Images should be left out, and everything else in the listing reproduced exactly.

(A run of records)
================================

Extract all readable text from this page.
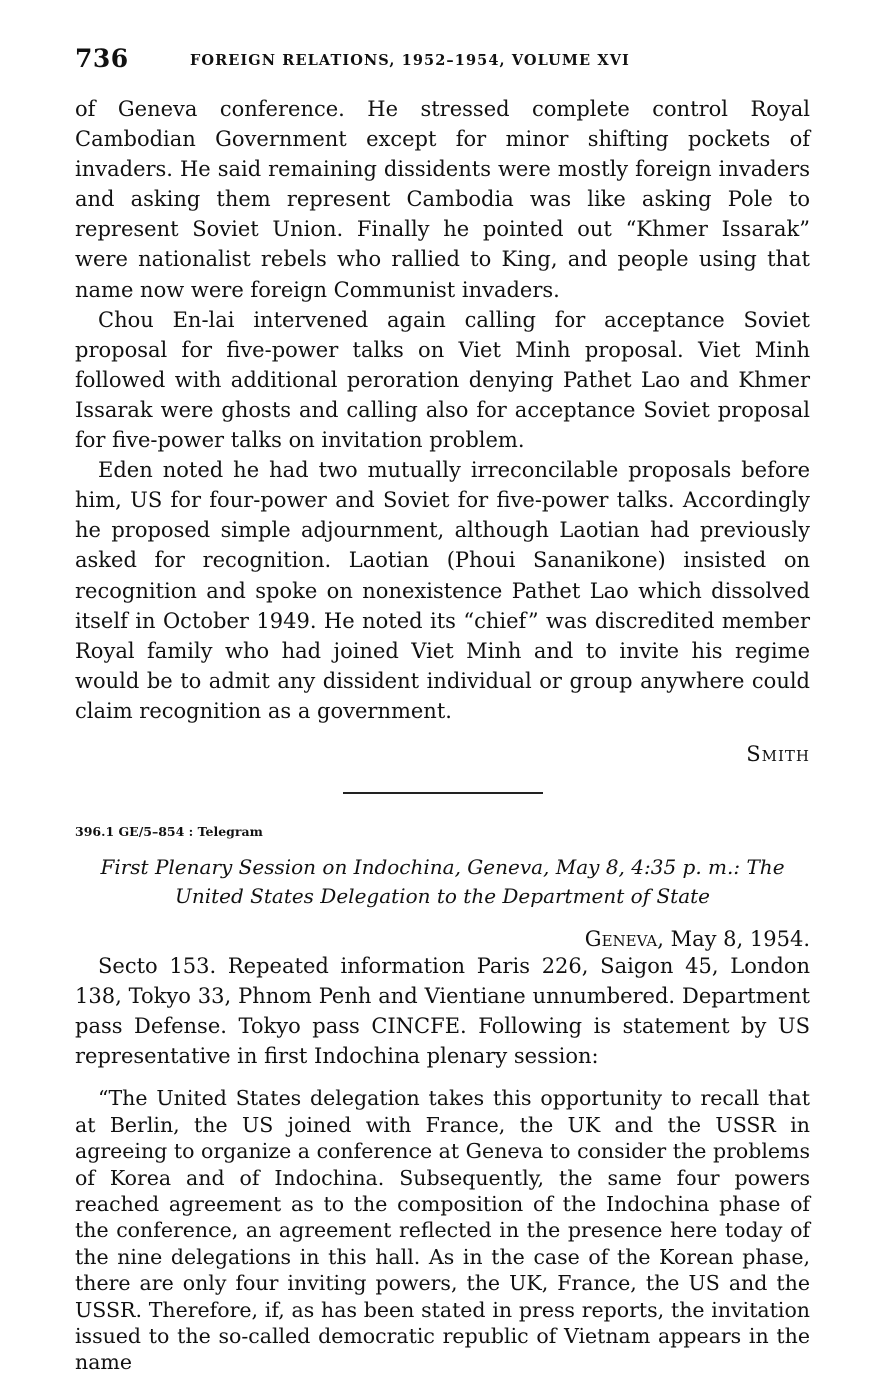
736	FOREIGN RELATIONS, 1952–1954, VOLUME XVI

of Geneva conference. He stressed complete control Royal Cambodian Government except for minor shifting pockets of invaders. He said remaining dissidents were mostly foreign invaders and asking them represent Cambodia was like asking Pole to represent Soviet Union. Finally he pointed out “Khmer Issarak” were nationalist rebels who rallied to King, and people using that name now were foreign Communist invaders.

Chou En-lai intervened again calling for acceptance Soviet proposal for five-power talks on Viet Minh proposal. Viet Minh followed with additional peroration denying Pathet Lao and Khmer Issarak were ghosts and calling also for acceptance Soviet proposal for five-power talks on invitation problem.

Eden noted he had two mutually irreconcilable proposals before him, US for four-power and Soviet for five-power talks. Accordingly he proposed simple adjournment, although Laotian had previously asked for recognition. Laotian (Phoui Sananikone) insisted on recognition and spoke on nonexistence Pathet Lao which dissolved itself in October 1949. He noted its “chief” was discredited member Royal family who had joined Viet Minh and to invite his regime would be to admit any dissident individual or group anywhere could claim recognition as a government.

Smith
396.1 GE/5–854 : Telegram
First Plenary Session on Indochina, Geneva, May 8, 4:35 p. m.: The United States Delegation to the Department of State
Geneva, May 8, 1954.

Secto 153. Repeated information Paris 226, Saigon 45, London 138, Tokyo 33, Phnom Penh and Vientiane unnumbered. Department pass Defense. Tokyo pass CINCFE. Following is statement by US representative in first Indochina plenary session:

“The United States delegation takes this opportunity to recall that at Berlin, the US joined with France, the UK and the USSR in agreeing to organize a conference at Geneva to consider the problems of Korea and of Indochina. Subsequently, the same four powers reached agreement as to the composition of the Indochina phase of the conference, an agreement reflected in the presence here today of the nine delegations in this hall. As in the case of the Korean phase, there are only four inviting powers, the UK, France, the US and the USSR. Therefore, if, as has been stated in press reports, the invitation issued to the so-called democratic republic of Vietnam appears in the name
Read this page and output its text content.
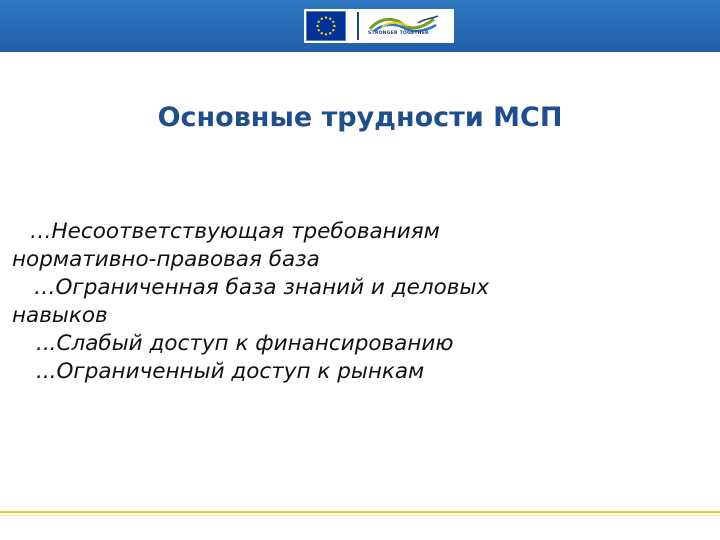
STRONGER TOGETHER
Основные трудности МСП
…Несоответствующая требованиям
нормативно-правовая база
…Ограниченная база знаний и деловых
навыков
...Слабый доступ к финансированию
...Ограниченный доступ к рынкам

================================

Exercise output:
Extract all readable text from this page.
736	FOREIGN RELATIONS, 1952–1954, VOLUME XVI

of Geneva conference. He stressed complete control Royal Cambodian Government except for minor shifting pockets of invaders. He said remaining dissidents were mostly foreign invaders and asking them represent Cambodia was like asking Pole to represent Soviet Union. Finally he pointed out “Khmer Issarak” were nationalist rebels who rallied to King, and people using that name now were foreign Communist invaders.

Chou En-lai intervened again calling for acceptance Soviet proposal for five-power talks on Viet Minh proposal. Viet Minh followed with additional peroration denying Pathet Lao and Khmer Issarak were ghosts and calling also for acceptance Soviet proposal for five-power talks on invitation problem.

Eden noted he had two mutually irreconcilable proposals before him, US for four-power and Soviet for five-power talks. Accordingly he proposed simple adjournment, although Laotian had previously asked for recognition. Laotian (Phoui Sananikone) insisted on recognition and spoke on nonexistence Pathet Lao which dissolved itself in October 1949. He noted its “chief” was discredited member Royal family who had joined Viet Minh and to invite his regime would be to admit any dissident individual or group anywhere could claim recognition as a government.

Smith
396.1 GE/5–854 : Telegram
First Plenary Session on Indochina, Geneva, May 8, 4:35 p. m.: The United States Delegation to the Department of State
Geneva, May 8, 1954.

Secto 153. Repeated information Paris 226, Saigon 45, London 138, Tokyo 33, Phnom Penh and Vientiane unnumbered. Department pass Defense. Tokyo pass CINCFE. Following is statement by US representative in first Indochina plenary session:

“The United States delegation takes this opportunity to recall that at Berlin, the US joined with France, the UK and the USSR in agreeing to organize a conference at Geneva to consider the problems of Korea and of Indochina. Subsequently, the same four powers reached agreement as to the composition of the Indochina phase of the conference, an agreement reflected in the presence here today of the nine delegations in this hall. As in the case of the Korean phase, there are only four inviting powers, the UK, France, the US and the USSR. Therefore, if, as has been stated in press reports, the invitation issued to the so-called democratic republic of Vietnam appears in the name
Read this page and output its text content.
STRONGER TOGETHER
Основные трудности МСП
…Несоответствующая требованиям
нормативно-правовая база
…Ограниченная база знаний и деловых
навыков
...Слабый доступ к финансированию
...Ограниченный доступ к рынкам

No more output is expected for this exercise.